▶ **PROBLEM TO SOLVE**: Every entry must be given again exactly.

Saved entries
_____
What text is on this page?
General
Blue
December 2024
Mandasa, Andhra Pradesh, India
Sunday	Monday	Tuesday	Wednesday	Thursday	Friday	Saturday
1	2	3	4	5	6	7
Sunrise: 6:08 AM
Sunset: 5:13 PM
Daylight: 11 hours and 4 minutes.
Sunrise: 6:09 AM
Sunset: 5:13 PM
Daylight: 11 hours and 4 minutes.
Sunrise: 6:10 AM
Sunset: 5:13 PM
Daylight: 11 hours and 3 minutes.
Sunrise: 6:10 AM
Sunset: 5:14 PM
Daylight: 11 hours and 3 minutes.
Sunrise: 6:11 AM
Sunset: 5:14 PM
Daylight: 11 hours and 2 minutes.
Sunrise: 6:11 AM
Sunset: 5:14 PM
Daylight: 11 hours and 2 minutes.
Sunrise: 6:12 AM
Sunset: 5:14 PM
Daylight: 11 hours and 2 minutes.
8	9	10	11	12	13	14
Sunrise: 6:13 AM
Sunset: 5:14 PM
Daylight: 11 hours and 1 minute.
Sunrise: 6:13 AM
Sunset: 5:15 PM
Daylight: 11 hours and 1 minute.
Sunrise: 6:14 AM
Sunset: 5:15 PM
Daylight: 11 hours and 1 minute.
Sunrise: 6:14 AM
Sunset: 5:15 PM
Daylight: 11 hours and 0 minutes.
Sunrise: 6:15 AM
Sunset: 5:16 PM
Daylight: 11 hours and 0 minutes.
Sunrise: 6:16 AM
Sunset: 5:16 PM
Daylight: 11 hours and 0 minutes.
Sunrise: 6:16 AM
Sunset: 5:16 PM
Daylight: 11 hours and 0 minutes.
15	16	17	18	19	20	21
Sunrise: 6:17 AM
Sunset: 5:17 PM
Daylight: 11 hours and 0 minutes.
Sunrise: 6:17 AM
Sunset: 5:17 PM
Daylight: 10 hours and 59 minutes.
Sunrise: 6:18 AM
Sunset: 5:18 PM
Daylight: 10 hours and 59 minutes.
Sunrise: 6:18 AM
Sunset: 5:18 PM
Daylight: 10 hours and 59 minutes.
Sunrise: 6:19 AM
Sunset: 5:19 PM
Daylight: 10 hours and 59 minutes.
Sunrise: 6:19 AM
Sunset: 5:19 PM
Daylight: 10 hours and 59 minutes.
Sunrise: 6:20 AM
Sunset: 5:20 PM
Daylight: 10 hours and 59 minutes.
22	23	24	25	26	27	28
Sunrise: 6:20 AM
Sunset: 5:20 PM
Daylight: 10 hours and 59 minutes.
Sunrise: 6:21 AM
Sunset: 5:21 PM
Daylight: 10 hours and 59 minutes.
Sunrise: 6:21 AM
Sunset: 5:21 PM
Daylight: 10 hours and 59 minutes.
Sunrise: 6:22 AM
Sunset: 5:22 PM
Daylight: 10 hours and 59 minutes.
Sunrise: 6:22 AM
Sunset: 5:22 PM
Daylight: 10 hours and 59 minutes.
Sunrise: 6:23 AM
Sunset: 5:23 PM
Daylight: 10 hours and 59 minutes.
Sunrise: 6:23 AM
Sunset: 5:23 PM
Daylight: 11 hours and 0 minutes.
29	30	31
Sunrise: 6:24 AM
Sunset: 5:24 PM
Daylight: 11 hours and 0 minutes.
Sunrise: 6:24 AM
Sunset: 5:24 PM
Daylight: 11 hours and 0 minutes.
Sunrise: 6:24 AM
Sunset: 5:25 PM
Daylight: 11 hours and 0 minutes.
_____
▶ **WRITTEN ANSWER**:
What text is on this page?
General
Blue
December 2024
Mandasa, Andhra Pradesh, India
Sunday	Monday	Tuesday	Wednesday	Thursday	Friday	Saturday
1	2	3	4	5	6	7
Sunrise: 6:08 AM
Sunset: 5:13 PM
Daylight: 11 hours and 4 minutes.
Sunrise: 6:09 AM
Sunset: 5:13 PM
Daylight: 11 hours and 4 minutes.
Sunrise: 6:10 AM
Sunset: 5:13 PM
Daylight: 11 hours and 3 minutes.
Sunrise: 6:10 AM
Sunset: 5:14 PM
Daylight: 11 hours and 3 minutes.
Sunrise: 6:11 AM
Sunset: 5:14 PM
Daylight: 11 hours and 2 minutes.
Sunrise: 6:11 AM
Sunset: 5:14 PM
Daylight: 11 hours and 2 minutes.
Sunrise: 6:12 AM
Sunset: 5:14 PM
Daylight: 11 hours and 2 minutes.
8	9	10	11	12	13	14
Sunrise: 6:13 AM
Sunset: 5:14 PM
Daylight: 11 hours and 1 minute.
Sunrise: 6:13 AM
Sunset: 5:15 PM
Daylight: 11 hours and 1 minute.
Sunrise: 6:14 AM
Sunset: 5:15 PM
Daylight: 11 hours and 1 minute.
Sunrise: 6:14 AM
Sunset: 5:15 PM
Daylight: 11 hours and 0 minutes.
Sunrise: 6:15 AM
Sunset: 5:16 PM
Daylight: 11 hours and 0 minutes.
Sunrise: 6:16 AM
Sunset: 5:16 PM
Daylight: 11 hours and 0 minutes.
Sunrise: 6:16 AM
Sunset: 5:16 PM
Daylight: 11 hours and 0 minutes.
15	16	17	18	19	20	21
Sunrise: 6:17 AM
Sunset: 5:17 PM
Daylight: 11 hours and 0 minutes.
Sunrise: 6:17 AM
Sunset: 5:17 PM
Daylight: 10 hours and 59 minutes.
Sunrise: 6:18 AM
Sunset: 5:18 PM
Daylight: 10 hours and 59 minutes.
Sunrise: 6:18 AM
Sunset: 5:18 PM
Daylight: 10 hours and 59 minutes.
Sunrise: 6:19 AM
Sunset: 5:19 PM
Daylight: 10 hours and 59 minutes.
Sunrise: 6:19 AM
Sunset: 5:19 PM
Daylight: 10 hours and 59 minutes.
Sunrise: 6:20 AM
Sunset: 5:20 PM
Daylight: 10 hours and 59 minutes.
22	23	24	25	26	27	28
Sunrise: 6:20 AM
Sunset: 5:20 PM
Daylight: 10 hours and 59 minutes.
Sunrise: 6:21 AM
Sunset: 5:21 PM
Daylight: 10 hours and 59 minutes.
Sunrise: 6:21 AM
Sunset: 5:21 PM
Daylight: 10 hours and 59 minutes.
Sunrise: 6:22 AM
Sunset: 5:22 PM
Daylight: 10 hours and 59 minutes.
Sunrise: 6:22 AM
Sunset: 5:22 PM
Daylight: 10 hours and 59 minutes.
Sunrise: 6:23 AM
Sunset: 5:23 PM
Daylight: 10 hours and 59 minutes.
Sunrise: 6:23 AM
Sunset: 5:23 PM
Daylight: 11 hours and 0 minutes.
29	30	31
Sunrise: 6:24 AM
Sunset: 5:24 PM
Daylight: 11 hours and 0 minutes.
Sunrise: 6:24 AM
Sunset: 5:24 PM
Daylight: 11 hours and 0 minutes.
Sunrise: 6:24 AM
Sunset: 5:25 PM
Daylight: 11 hours and 0 minutes.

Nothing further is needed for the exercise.